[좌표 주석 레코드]
++++++++++

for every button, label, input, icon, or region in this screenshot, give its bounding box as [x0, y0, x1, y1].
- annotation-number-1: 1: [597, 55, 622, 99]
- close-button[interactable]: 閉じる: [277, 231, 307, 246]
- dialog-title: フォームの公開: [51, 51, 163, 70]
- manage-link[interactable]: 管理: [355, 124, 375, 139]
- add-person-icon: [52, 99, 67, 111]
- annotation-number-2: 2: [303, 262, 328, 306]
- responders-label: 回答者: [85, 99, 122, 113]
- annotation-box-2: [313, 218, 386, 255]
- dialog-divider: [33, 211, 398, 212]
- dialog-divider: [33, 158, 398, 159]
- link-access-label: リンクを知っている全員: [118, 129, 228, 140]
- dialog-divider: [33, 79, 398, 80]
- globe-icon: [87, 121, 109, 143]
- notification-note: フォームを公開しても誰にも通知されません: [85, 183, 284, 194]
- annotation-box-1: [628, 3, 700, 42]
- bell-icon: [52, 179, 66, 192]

++++++++++

작업 내용: 위 레코드의 모든 줄에서 "dialog-divider"를 "dialog-separator"(으)로 수정하여 다시 적고, 나머지는 그대로 두세요.

출력 결과:
for every button, label, input, icon, or region in this screenshot, give its bounding box as [x0, y0, x1, y1].
- annotation-number-1: 1: [597, 55, 622, 99]
- close-button[interactable]: 閉じる: [277, 231, 307, 246]
- dialog-title: フォームの公開: [51, 51, 163, 70]
- manage-link[interactable]: 管理: [355, 124, 375, 139]
- add-person-icon: [52, 99, 67, 111]
- annotation-number-2: 2: [303, 262, 328, 306]
- responders-label: 回答者: [85, 99, 122, 113]
- annotation-box-2: [313, 218, 386, 255]
- dialog-separator: [33, 211, 398, 212]
- dialog-separator: [33, 158, 398, 159]
- link-access-label: リンクを知っている全員: [118, 129, 228, 140]
- dialog-separator: [33, 79, 398, 80]
- globe-icon: [87, 121, 109, 143]
- notification-note: フォームを公開しても誰にも通知されません: [85, 183, 284, 194]
- annotation-box-1: [628, 3, 700, 42]
- bell-icon: [52, 179, 66, 192]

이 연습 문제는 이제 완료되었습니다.